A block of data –
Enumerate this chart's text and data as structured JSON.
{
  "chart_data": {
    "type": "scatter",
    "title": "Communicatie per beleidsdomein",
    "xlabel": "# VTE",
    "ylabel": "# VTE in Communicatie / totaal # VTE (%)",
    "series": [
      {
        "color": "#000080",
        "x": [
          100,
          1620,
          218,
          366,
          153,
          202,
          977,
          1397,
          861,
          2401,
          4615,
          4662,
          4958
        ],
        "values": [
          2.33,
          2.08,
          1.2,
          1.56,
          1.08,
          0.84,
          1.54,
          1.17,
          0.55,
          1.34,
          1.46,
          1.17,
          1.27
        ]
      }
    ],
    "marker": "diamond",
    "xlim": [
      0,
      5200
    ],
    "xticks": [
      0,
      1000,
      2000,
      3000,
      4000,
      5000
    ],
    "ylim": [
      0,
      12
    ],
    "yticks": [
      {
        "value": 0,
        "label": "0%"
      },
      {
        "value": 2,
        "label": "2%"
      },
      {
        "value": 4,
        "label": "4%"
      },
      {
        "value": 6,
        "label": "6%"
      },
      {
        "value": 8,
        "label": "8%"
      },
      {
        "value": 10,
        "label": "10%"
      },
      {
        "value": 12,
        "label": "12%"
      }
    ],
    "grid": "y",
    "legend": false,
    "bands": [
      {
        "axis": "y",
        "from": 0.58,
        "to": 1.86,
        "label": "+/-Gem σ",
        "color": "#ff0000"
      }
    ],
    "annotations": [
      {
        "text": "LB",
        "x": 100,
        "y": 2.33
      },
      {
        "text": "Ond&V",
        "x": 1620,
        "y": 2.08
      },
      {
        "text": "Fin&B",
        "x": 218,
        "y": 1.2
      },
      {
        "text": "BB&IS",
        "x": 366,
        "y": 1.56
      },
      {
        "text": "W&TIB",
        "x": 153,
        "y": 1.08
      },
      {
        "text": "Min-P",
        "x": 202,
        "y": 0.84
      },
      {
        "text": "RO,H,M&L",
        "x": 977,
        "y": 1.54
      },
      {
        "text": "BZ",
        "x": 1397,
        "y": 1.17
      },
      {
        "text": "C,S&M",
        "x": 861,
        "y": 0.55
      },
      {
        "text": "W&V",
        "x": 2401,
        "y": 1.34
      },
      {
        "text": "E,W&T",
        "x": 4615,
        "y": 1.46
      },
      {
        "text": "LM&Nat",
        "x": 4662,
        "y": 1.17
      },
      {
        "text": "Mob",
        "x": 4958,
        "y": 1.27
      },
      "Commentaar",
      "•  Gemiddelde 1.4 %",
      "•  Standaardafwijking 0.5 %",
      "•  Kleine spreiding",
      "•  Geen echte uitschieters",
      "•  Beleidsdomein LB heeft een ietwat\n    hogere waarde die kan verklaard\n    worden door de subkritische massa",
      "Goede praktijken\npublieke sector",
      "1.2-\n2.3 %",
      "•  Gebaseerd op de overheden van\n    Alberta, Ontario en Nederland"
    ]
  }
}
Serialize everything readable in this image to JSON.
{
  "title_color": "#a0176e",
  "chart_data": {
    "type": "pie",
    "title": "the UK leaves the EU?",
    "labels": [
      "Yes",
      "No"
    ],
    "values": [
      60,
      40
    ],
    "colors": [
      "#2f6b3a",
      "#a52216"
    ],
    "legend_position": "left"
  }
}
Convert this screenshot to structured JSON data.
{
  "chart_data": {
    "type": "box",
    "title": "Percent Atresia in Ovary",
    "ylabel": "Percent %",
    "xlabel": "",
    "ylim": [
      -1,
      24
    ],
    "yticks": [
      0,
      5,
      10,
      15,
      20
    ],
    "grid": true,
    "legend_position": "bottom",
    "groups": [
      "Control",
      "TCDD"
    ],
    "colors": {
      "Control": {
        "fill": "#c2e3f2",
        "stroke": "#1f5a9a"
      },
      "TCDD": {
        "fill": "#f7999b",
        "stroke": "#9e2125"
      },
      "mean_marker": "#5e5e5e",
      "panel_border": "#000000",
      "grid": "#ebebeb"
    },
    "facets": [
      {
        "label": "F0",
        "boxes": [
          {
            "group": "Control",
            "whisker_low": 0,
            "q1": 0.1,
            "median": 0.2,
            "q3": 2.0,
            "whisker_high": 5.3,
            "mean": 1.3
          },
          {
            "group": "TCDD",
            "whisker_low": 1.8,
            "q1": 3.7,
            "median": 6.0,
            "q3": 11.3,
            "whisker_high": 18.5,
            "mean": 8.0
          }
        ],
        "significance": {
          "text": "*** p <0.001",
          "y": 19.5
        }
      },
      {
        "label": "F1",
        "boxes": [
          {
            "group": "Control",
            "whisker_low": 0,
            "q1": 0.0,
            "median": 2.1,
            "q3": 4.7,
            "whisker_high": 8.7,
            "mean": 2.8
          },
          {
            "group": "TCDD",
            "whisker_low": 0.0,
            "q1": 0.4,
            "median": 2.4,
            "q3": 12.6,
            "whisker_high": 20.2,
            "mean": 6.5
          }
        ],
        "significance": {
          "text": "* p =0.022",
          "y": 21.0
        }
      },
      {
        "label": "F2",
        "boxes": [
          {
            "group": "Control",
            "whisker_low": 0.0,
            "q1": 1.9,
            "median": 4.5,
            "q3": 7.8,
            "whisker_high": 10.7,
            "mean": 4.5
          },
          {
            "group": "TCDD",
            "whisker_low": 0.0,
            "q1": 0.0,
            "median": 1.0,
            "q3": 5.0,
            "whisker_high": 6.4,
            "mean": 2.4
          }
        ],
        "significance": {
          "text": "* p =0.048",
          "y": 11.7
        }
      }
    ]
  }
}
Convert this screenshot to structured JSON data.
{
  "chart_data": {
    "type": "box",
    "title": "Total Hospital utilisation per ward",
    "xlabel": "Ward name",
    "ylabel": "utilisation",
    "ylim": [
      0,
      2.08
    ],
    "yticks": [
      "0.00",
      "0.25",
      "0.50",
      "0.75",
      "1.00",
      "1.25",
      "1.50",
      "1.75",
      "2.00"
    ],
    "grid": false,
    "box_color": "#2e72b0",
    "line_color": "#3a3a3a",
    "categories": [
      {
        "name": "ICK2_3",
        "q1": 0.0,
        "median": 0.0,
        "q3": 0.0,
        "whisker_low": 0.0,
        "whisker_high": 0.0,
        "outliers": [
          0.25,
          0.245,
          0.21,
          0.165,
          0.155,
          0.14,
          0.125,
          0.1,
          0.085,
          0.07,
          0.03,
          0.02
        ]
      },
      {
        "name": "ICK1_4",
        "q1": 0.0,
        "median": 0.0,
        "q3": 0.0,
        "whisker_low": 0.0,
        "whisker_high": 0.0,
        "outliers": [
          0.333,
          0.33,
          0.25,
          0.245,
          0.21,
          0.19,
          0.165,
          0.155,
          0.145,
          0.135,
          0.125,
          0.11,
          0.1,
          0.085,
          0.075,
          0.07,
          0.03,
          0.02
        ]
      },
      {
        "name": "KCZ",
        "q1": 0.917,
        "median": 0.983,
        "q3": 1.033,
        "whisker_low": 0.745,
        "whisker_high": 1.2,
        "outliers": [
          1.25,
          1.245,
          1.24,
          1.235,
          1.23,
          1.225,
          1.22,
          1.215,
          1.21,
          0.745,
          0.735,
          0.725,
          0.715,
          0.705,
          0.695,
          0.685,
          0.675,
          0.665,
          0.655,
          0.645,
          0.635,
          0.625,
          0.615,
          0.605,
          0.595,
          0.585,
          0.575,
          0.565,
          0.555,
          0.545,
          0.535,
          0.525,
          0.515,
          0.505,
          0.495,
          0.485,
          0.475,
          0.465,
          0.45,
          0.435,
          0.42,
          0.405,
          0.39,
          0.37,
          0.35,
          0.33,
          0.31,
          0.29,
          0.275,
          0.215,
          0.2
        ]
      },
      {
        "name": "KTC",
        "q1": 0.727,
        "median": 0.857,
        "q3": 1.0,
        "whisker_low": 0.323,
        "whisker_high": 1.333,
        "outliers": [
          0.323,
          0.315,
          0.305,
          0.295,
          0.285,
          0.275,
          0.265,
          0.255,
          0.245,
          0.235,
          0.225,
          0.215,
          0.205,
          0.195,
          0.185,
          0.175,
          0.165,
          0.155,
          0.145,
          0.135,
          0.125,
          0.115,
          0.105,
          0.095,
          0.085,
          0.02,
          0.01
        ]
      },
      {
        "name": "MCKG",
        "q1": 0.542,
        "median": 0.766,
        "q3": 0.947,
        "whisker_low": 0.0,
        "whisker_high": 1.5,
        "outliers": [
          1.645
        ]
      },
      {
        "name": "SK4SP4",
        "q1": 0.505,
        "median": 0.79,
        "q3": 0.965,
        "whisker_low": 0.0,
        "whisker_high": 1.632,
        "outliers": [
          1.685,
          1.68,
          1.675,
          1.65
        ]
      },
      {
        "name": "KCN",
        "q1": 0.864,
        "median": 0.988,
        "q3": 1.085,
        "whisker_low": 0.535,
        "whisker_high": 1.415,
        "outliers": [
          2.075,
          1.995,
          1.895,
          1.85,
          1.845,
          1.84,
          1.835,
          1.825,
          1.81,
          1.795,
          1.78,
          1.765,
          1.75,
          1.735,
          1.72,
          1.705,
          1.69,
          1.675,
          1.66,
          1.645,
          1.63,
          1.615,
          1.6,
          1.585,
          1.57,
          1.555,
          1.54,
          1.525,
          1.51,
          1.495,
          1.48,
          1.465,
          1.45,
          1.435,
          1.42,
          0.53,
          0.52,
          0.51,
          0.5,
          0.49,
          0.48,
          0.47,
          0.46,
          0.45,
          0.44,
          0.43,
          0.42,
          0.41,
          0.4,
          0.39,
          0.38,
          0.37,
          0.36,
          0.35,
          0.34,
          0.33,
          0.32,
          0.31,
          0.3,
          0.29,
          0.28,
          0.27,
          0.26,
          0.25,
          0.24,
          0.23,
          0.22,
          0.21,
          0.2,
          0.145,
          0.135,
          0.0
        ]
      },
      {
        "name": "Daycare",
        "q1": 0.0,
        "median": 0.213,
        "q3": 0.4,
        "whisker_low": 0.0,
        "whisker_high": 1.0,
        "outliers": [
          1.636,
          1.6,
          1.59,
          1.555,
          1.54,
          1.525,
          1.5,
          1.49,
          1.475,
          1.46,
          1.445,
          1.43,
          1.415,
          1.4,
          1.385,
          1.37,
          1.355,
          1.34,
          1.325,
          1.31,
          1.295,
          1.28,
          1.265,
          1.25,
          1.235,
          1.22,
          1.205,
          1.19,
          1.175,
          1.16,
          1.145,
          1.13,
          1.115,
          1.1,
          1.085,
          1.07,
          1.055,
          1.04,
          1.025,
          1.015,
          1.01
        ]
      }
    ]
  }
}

WHAT THE TASK ASKS – Find the word "ylabel" in the data and copy out each line where it turns up.

TASK RESPONSE –
    "ylabel": "# VTE in Communicatie / totaal # VTE (%)",
    "ylabel": "Percent %",
    "ylabel": "utilisation",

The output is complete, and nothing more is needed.